▸ **What to work on**
In the records below, find each line with the word "circle" and copy it.

━━━━━━

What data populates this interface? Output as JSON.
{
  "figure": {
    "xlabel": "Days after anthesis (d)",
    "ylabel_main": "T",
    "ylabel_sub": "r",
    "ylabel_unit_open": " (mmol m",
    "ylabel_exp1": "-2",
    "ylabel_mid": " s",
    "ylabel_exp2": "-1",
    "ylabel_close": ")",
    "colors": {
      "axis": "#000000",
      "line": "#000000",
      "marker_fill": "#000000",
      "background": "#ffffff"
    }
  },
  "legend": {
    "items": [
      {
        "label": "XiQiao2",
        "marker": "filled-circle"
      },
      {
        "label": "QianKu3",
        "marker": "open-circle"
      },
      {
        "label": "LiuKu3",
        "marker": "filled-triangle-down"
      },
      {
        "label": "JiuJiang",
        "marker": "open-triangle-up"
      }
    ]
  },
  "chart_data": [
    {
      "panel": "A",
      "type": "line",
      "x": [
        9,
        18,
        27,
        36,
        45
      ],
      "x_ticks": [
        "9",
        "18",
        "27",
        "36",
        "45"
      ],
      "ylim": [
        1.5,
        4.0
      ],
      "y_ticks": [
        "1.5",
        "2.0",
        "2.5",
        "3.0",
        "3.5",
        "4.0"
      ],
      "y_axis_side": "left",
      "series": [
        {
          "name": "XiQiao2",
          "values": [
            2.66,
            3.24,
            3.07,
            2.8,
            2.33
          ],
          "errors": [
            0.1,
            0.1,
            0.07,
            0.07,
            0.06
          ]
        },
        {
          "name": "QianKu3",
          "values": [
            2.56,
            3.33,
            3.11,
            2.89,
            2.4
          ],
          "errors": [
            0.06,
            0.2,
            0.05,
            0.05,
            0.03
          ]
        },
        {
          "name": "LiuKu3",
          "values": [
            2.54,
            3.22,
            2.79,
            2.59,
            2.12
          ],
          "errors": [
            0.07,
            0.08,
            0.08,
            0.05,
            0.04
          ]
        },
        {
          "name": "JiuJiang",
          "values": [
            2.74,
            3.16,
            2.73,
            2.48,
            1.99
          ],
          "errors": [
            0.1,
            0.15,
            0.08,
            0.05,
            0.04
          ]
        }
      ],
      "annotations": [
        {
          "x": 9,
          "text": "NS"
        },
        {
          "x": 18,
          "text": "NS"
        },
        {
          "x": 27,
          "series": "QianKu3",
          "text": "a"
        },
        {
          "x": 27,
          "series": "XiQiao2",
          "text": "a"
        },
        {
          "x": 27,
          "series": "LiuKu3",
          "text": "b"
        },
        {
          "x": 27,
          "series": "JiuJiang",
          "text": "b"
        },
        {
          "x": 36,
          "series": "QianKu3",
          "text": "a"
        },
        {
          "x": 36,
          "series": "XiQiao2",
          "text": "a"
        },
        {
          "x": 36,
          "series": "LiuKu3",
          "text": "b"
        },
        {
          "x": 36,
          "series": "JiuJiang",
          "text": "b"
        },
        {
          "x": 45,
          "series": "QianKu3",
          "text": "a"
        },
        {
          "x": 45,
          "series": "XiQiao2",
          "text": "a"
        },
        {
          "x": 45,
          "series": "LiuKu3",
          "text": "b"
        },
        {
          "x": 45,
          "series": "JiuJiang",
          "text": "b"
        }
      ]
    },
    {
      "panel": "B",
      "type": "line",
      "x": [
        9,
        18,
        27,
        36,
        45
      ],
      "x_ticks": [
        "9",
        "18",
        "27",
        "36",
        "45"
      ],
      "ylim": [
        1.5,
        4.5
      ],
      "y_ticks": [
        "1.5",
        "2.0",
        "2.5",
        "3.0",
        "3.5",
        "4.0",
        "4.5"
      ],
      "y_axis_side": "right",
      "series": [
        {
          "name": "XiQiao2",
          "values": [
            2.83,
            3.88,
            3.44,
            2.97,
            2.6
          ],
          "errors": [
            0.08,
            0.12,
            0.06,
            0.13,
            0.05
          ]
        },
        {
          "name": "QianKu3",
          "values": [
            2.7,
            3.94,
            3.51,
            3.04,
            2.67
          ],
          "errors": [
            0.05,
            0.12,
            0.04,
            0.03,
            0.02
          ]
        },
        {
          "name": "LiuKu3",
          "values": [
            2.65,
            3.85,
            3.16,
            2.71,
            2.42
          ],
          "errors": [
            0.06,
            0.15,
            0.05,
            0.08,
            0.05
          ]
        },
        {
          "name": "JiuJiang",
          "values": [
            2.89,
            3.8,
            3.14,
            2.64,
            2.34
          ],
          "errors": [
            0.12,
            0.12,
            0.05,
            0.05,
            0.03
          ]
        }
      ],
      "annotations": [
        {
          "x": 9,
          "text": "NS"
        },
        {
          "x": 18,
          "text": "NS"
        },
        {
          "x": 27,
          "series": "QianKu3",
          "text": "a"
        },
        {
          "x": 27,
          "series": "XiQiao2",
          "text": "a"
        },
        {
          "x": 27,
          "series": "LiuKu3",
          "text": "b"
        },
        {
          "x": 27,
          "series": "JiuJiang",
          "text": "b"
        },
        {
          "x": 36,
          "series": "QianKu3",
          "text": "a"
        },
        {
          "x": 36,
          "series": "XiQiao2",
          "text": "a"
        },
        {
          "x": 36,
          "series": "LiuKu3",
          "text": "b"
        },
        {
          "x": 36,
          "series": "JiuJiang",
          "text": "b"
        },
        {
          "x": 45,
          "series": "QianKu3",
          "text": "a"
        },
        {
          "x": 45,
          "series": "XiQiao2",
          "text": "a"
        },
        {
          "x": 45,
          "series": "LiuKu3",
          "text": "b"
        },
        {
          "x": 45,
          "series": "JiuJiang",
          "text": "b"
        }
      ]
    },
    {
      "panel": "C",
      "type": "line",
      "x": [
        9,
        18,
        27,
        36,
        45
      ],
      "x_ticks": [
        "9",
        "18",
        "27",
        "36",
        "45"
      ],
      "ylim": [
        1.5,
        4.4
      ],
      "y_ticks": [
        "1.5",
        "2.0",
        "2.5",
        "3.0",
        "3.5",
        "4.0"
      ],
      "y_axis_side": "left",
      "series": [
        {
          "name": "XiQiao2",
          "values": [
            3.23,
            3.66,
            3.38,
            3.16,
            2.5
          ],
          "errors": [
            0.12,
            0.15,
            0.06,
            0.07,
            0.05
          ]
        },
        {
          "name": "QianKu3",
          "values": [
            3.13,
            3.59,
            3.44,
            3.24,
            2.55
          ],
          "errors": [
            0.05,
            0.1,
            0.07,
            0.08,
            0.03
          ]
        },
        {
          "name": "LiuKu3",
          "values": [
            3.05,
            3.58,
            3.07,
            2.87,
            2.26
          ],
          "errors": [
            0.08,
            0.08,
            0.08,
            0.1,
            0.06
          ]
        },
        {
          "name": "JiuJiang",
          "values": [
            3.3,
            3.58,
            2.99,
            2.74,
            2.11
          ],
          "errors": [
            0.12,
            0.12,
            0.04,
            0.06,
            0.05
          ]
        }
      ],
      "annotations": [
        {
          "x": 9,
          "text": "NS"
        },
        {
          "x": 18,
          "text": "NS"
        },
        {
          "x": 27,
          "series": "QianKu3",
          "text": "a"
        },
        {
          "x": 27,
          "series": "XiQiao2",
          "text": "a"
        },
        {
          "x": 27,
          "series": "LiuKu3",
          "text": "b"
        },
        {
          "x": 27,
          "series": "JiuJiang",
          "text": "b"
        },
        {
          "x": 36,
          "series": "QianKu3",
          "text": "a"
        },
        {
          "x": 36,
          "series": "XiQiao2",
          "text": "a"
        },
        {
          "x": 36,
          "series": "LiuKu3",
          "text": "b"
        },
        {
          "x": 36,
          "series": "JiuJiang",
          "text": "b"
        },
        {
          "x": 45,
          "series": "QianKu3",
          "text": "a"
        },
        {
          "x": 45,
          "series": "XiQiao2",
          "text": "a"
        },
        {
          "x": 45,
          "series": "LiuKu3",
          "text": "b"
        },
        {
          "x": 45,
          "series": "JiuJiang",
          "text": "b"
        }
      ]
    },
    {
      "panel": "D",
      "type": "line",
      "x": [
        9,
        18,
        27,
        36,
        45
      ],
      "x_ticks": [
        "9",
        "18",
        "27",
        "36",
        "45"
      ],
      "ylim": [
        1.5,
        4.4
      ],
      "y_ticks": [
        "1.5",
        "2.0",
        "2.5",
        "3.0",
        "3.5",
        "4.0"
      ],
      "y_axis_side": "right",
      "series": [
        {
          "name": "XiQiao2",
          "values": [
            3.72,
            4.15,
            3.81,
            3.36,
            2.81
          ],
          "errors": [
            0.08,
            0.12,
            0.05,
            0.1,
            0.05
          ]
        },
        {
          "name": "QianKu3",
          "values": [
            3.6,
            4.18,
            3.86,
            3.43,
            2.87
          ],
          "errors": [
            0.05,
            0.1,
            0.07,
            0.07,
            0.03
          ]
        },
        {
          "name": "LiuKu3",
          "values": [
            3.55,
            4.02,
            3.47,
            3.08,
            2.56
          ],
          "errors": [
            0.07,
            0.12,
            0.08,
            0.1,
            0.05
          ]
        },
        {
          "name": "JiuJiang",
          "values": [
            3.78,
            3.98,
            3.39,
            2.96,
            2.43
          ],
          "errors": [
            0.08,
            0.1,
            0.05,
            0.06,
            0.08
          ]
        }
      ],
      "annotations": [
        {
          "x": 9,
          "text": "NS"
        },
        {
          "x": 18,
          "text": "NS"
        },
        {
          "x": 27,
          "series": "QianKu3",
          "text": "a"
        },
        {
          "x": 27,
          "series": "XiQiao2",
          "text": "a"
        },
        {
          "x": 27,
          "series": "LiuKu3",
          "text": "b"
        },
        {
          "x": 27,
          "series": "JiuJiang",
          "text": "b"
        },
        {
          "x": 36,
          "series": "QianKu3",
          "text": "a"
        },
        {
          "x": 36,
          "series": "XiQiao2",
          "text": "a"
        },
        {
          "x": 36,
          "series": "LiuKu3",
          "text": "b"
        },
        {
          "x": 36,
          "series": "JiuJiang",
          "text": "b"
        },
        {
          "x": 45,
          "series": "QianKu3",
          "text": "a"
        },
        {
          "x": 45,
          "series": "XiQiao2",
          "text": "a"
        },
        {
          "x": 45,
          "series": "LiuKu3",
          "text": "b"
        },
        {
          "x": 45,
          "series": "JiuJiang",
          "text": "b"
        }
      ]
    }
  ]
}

━━━━━━

▸ **Response to the task**
        "marker": "filled-circle"
        "marker": "open-circle"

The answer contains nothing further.